Given task: Quote the records below in full, exactly as given, with the images taken out.

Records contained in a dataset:
───
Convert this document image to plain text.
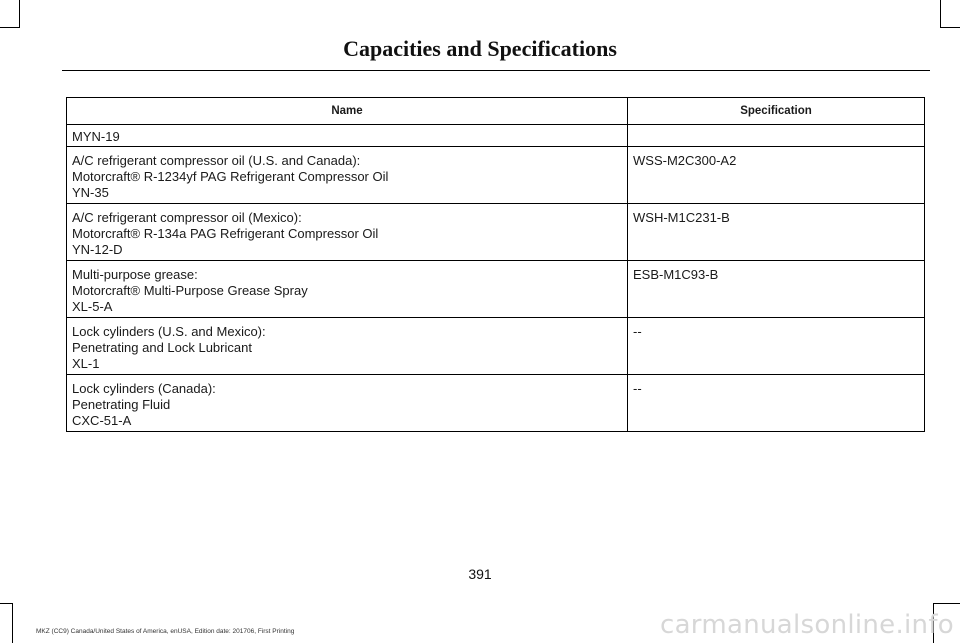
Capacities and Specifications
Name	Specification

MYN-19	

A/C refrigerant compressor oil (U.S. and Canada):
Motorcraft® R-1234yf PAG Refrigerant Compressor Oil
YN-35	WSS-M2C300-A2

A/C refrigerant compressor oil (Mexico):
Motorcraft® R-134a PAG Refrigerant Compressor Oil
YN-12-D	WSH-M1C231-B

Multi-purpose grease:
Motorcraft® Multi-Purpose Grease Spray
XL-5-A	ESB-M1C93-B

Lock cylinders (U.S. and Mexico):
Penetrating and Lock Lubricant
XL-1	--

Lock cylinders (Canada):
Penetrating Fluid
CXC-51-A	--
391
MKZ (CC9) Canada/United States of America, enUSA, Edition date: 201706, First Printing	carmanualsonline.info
───
Response to the task:
Convert this document image to plain text.
Capacities and Specifications
Name	Specification

MYN-19	

A/C refrigerant compressor oil (U.S. and Canada):
Motorcraft® R-1234yf PAG Refrigerant Compressor Oil
YN-35	WSS-M2C300-A2

A/C refrigerant compressor oil (Mexico):
Motorcraft® R-134a PAG Refrigerant Compressor Oil
YN-12-D	WSH-M1C231-B

Multi-purpose grease:
Motorcraft® Multi-Purpose Grease Spray
XL-5-A	ESB-M1C93-B

Lock cylinders (U.S. and Mexico):
Penetrating and Lock Lubricant
XL-1	--

Lock cylinders (Canada):
Penetrating Fluid
CXC-51-A	--
391
MKZ (CC9) Canada/United States of America, enUSA, Edition date: 201706, First Printing	carmanualsonline.info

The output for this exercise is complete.